• **Text**:
__________________________________________________
Links to scripts maybe downloaded by clicking the Raw button then Ctrl^s to save it as a regular text file.


The following portions are what I'll attempt to aid with as I'm on a similar path...

I am trying to model this problem with a python script without any game theory library as a challenge.

...

It would be difficult for me to try 10 agents in the future. Anyway to improve the algorithm?

... however, unfortunately helping with the tons of for loops I cannot, but I can help in spreading'em out such that cyclomatic complexity checker tools don't flag down what you're trying to accomplish, and code profilers can then give meaningful output for determining where libraries such as numpy are a good fit.

Looking through your code, I think you're on the right track with using dictionaries for some of this, well that is if you're dedicated to minimal library use; which I think is totally a legit way of learning.

The next step seems to be to use Python's OOP (Object Oriented Programing) tendencies, and __doc__ strings to your advantage; first step you've already completed by getting some code that produces your desired output. Because you've stated this is a challenge I'll not be posting a complete answer, but I'll provide some code to illustrate what I mean.

Or in other words, maybe a good idea to get a snack and drink... this is about to get verbose,


# Nodes/Points

The current graph looks sorta like the following when unwrapped, note I'm just drawing a sketch to better frame what the code'll be covering.

$$ \color{#000}{\fbox{ w }}{ \color{#2E8B57}{ \xleftarrow[]{\color{#000}{X}} }} \color{#00A}{ \fbox{ u } }{ \color{#2E8B57}{ \xrightarrow[]{\color{#000}{X}} }} \color{#000}{\fbox{ v }} \\ \color{#000}{\fbox{ u }}{ \color{#FF0000}{ \xleftarrow[]{\color{#000}{O}} }} \color{#00A}{ \fbox{ v } }{ \color{#2E8B57}{ \xrightarrow[]{\color{#000}{X}} }} \color{#000}{\fbox{ w }} \\ \color{#000}{\fbox{ v }}{ \color{#2E8B57}{ \xleftarrow[]{\color{#000}{X}} }} \color{#00A}{ \fbox{ w } }{ \color{#FF0000}{ \xrightarrow[]{\color{#000}{O}} }} \color{#000}{\fbox{ u }} $$

Points (the items from the middle column above and defined in the following linked to class) are only concerned with where it is (address), and the costs to each of it's neighbors's addresses. The cheapest (of routes) method (defined within the Point class) calculates the returned value at call time so that neighbors can be added, removed, or modified at any other time.

Link to points/__init__.py

a customized dictionary that'll be used in the following section.

Note for those not Python savvy, don't worry to much about it as the file is less than one hundred lines long (including comments, tests, and __doc__ strings), and really just serves as someway of organizing a portion of the problem space to be modeled.


To the mathematically educated, I'd really like to see how to write a similar model through pure math, so feel free to edit this section here with something beautiful.
__________________________________________________
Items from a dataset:

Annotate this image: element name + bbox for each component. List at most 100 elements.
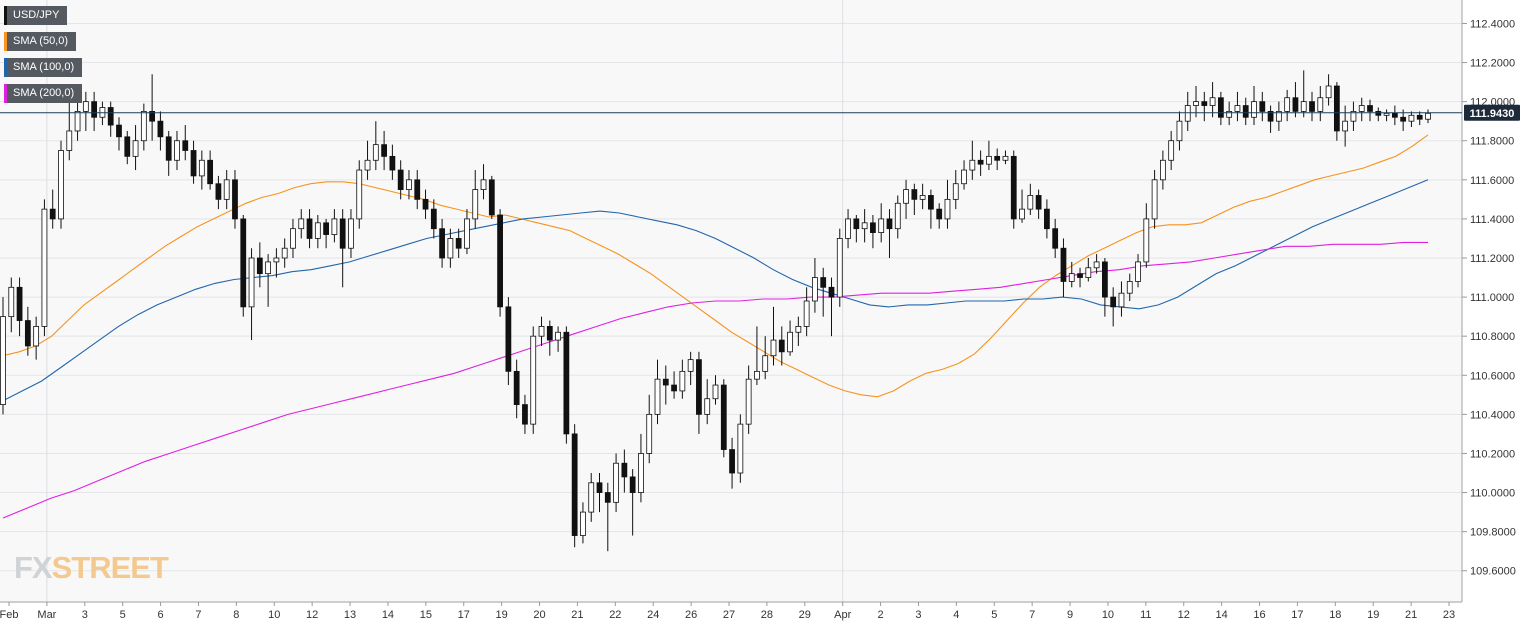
candle-down (571, 433, 578, 536)
candle-down (662, 378, 669, 386)
candle-up (82, 101, 89, 112)
candle-up (1358, 105, 1365, 112)
candle-up (41, 208, 48, 327)
legend-item[interactable]: SMA (50,0) (4, 32, 77, 51)
candle-up (1234, 105, 1241, 112)
candle-up (952, 183, 959, 200)
candle-up (265, 261, 272, 275)
candle-up (1151, 179, 1158, 220)
watermark-street: STREET (51, 550, 169, 585)
candle-down (928, 195, 934, 210)
candle-down (820, 277, 827, 288)
candle-up (472, 189, 479, 220)
candle-down (497, 214, 503, 308)
candle-down (24, 320, 31, 347)
candle-up (140, 111, 147, 142)
candle-down (1035, 195, 1042, 210)
candle-down (853, 218, 860, 230)
candle-up (331, 218, 338, 235)
y-tick-label: 110.8000 (1470, 331, 1515, 343)
candle-up (795, 326, 802, 333)
x-tick-label: 26 (685, 609, 697, 621)
candle-up (1193, 101, 1199, 106)
candle-up (530, 335, 537, 425)
candle-up (812, 277, 818, 302)
candle-down (1110, 296, 1117, 308)
candle-up (281, 247, 288, 259)
sma-line (2, 134, 1429, 398)
y-tick-label: 111.6000 (1470, 175, 1514, 187)
candle-up (1085, 267, 1092, 278)
legend-item[interactable]: SMA (100,0) (4, 58, 83, 77)
candle-up (737, 423, 744, 474)
x-tick-label: 2 (878, 609, 884, 621)
candle-up (1226, 111, 1233, 118)
candle-up (1251, 101, 1257, 118)
candle-up (638, 453, 644, 493)
x-tick-label: Mar (37, 609, 56, 621)
candle-up (273, 257, 280, 263)
y-tick-label: 110.0000 (1470, 488, 1515, 500)
candle-up (1342, 120, 1349, 132)
watermark-fx: FX (14, 550, 53, 585)
candle-up (1135, 261, 1141, 282)
x-tick-label: 7 (1029, 609, 1035, 621)
candle-up (679, 370, 686, 392)
candle-down (604, 492, 611, 503)
candle-down (1267, 111, 1274, 122)
candle-up (174, 140, 180, 161)
candle-up (356, 169, 363, 220)
x-tick-label: 14 (1216, 609, 1228, 621)
candle-down (1010, 155, 1017, 220)
x-tick-label: Apr (834, 609, 851, 621)
y-tick-label: 110.4000 (1470, 409, 1515, 421)
candle-up (845, 218, 851, 239)
candle-up (1093, 261, 1100, 269)
candle-up (687, 359, 694, 372)
candle-down (116, 124, 122, 138)
candle-down (629, 476, 636, 493)
y-tick-label: 109.6000 (1470, 566, 1516, 578)
candle-down (1242, 105, 1249, 118)
x-tick-label: 16 (1253, 609, 1265, 621)
candle-down (778, 339, 785, 353)
candle-up (1002, 155, 1009, 161)
candle-up (1184, 105, 1191, 122)
x-tick-label: 15 (420, 609, 432, 621)
candle-down (563, 331, 570, 435)
x-tick-label: 3 (915, 609, 921, 621)
candle-up (74, 111, 81, 132)
candle-up (372, 144, 379, 161)
candle-up (754, 370, 760, 380)
y-tick-label: 111.0000 (1470, 292, 1514, 304)
x-tick-label: 3 (82, 609, 88, 621)
x-tick-label: 7 (195, 609, 201, 621)
y-tick-label: 112.2000 (1470, 58, 1515, 70)
candle-down (1400, 116, 1407, 122)
candle-up (588, 482, 595, 513)
legend-item[interactable]: SMA (200,0) (4, 84, 83, 103)
x-tick-label: 28 (761, 609, 773, 621)
candle-down (1333, 85, 1340, 132)
candle-up (348, 218, 354, 249)
legend-swatch (4, 32, 7, 51)
candle-up (1068, 273, 1075, 282)
candle-down (886, 218, 893, 230)
candle-up (1300, 101, 1307, 112)
candle-down (91, 101, 98, 118)
candle-down (414, 179, 421, 200)
candle-down (720, 384, 727, 450)
candle-down (522, 404, 528, 425)
legend-item[interactable]: USD/JPY (4, 6, 68, 25)
candle-up (836, 238, 843, 298)
candle-down (596, 482, 603, 493)
x-tick-label: 12 (306, 609, 318, 621)
candle-up (613, 462, 619, 503)
y-tick-label: 112.4000 (1470, 18, 1515, 30)
candle-up (364, 159, 371, 171)
candle-up (223, 179, 230, 200)
candle-down (1416, 114, 1423, 120)
y-tick-label: 110.6000 (1470, 370, 1515, 382)
candle-up (1275, 111, 1282, 122)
__________________________________________________
• **Exercise task 1**:
In the forum answer on improving the Python script, how long does it say the points/__init__.py file is?
• **Exercise task 2**:
Write the next part of the forum answer on improving the Python script, starting after its final sentence.
The rows have no role in this work.

• **Final answer 1**:
It is less than one hundred lines long, including comments, tests, and __doc__ strings.

• **Final answer 2**:
If ya saved the above to a file path such as points/__init__.py, importing could look like...

from points import Point

Initializing a similarly shaped three pointed graph with bi-directional traveling costs between each point's neighbors could look like...

X = 0.2
O = 0.7

points = {
    'u': Point(address = 'u', neighbors = {'v': X, 'w': X}),
    'v': Point(address = 'v', neighbors = {'u': O, 'w': X}),
    'w': Point(address = 'w', neighbors = {'u': O, 'v': X}),
}

Getting the information back out would then look like...

help(points['w'])
# ... prints triple quoted block from class
#     AKA the `__doc__` string ;-)

points['w']['neighbors']
# -> {'u': 0.7, 'v': 0.2}

for name, point in points.items():
    neighbors = point['neighbors']
    print("{name} cheapest routes -> {route}".format(
        name = name,
        route = point.cheapest(neighbors)))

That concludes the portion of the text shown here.